## Exercise text
Archetypes & ‘The Bell Jar’

Death and peril are remarkably dominant elements in Plath’s text. Images of death populate the novel both in relation to Esther’s character (as experiences and projections) and as part of Esther’s environment.

Esther Greenwood experiences a number of near death and disturbing experiences over the course of The Bell Jar. Raging and violent men in sexually charged situations, food poisoning, suicide attempts and extreme blood loss are all part of Esther’s narrative and constitute a pattern of conflict.

Notably, these episodes feature imagery that can be related to mythology. Renewal by baptism and a recognizable death-and-resurrection cycle both serve to symbolically suggest that Esther’s conflicts may be cultural and metaphysical in addition to their more personal and pedestrian meanings. Taken collectively, water and blood imagery along with a rather direct evocation of the story of Lazarus point to a metaphorical (or even mythological) reading of the novel.

Myth Criticism & The Bell Jar

Myth criticism is a mode of literary scholarship that grew, in part, from the psychological theories of Carl Jung. Jung proposed the idea of a collective unconscious – a shared set of images, often metaphorical, which appear in both dreams and in mythology.

Jung’s idea presumes that the most basic psychological make-up of humanity constitutes a response to (and a means of processing) certain common situations in human life, such as sibling rivalry, parent-child relationships, romantic conflicts, and the individual’s growth process from child to adult. While specific instances of sibling rivalry will differ in detail, for instance, Jung’s theory supposes that the general scenario might be expressed in broadly similar terms – or through similar images, metaphors and tropes. These images cross cultural boundaries, according to Jung’s theory, since these basic scenarios occur in all cultures. As a result particular images and story constructs (narrative tropes) consistently populate myth narratives from ancient Babylonia to Ancient Greece and China.

## What is expected
Answer these questions from the text on The Bell Jar:
1. Which story does the text say the novel evokes rather directly?
2. From whose psychological theories did myth criticism partly grow?
3. Which ancient cultures does the text name as having myth narratives populated by these images and story constructs?

## Data shown
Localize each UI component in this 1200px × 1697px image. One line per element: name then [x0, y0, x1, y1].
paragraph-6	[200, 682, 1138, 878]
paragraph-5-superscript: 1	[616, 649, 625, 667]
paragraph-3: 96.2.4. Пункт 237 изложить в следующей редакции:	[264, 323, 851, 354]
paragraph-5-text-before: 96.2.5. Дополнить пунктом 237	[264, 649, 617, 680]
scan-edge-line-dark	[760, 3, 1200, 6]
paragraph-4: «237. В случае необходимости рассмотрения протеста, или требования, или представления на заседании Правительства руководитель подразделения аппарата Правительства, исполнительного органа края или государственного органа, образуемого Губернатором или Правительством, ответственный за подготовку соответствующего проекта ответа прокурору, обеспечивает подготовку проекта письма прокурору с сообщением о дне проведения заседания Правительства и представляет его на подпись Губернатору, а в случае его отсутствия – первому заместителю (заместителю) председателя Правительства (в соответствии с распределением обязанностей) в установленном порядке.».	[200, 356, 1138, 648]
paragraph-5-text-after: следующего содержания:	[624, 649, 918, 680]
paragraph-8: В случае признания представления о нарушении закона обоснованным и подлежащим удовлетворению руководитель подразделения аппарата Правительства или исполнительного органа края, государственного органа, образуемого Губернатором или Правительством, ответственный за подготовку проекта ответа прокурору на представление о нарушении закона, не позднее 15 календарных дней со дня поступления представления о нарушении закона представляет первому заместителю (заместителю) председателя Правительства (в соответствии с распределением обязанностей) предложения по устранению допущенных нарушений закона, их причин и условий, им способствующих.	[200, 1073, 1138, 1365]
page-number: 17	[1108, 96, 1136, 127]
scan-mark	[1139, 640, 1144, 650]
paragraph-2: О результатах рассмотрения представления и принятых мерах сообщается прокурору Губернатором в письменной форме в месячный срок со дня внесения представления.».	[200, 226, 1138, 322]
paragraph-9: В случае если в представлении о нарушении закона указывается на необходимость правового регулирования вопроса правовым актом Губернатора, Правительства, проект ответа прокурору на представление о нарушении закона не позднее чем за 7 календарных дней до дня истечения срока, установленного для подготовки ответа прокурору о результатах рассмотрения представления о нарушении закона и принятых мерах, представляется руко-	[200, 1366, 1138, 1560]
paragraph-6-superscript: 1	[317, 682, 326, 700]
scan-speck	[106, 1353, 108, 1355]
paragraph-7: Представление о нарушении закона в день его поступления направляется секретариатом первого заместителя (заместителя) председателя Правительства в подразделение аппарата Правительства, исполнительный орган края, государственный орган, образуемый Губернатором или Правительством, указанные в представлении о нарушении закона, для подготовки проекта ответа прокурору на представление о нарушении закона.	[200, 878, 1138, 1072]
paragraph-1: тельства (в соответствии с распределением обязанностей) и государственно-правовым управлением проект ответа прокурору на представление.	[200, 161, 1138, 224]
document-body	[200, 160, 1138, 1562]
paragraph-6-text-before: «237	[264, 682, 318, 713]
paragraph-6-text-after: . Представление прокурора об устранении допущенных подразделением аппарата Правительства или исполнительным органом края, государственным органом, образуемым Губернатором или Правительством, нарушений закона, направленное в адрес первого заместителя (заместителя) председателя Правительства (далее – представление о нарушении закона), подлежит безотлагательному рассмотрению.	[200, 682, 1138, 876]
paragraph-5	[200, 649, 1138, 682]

## Response to the exercise
1. The story of Lazarus.
2. Carl Jung's.
3. Babylonia, Ancient Greece and China.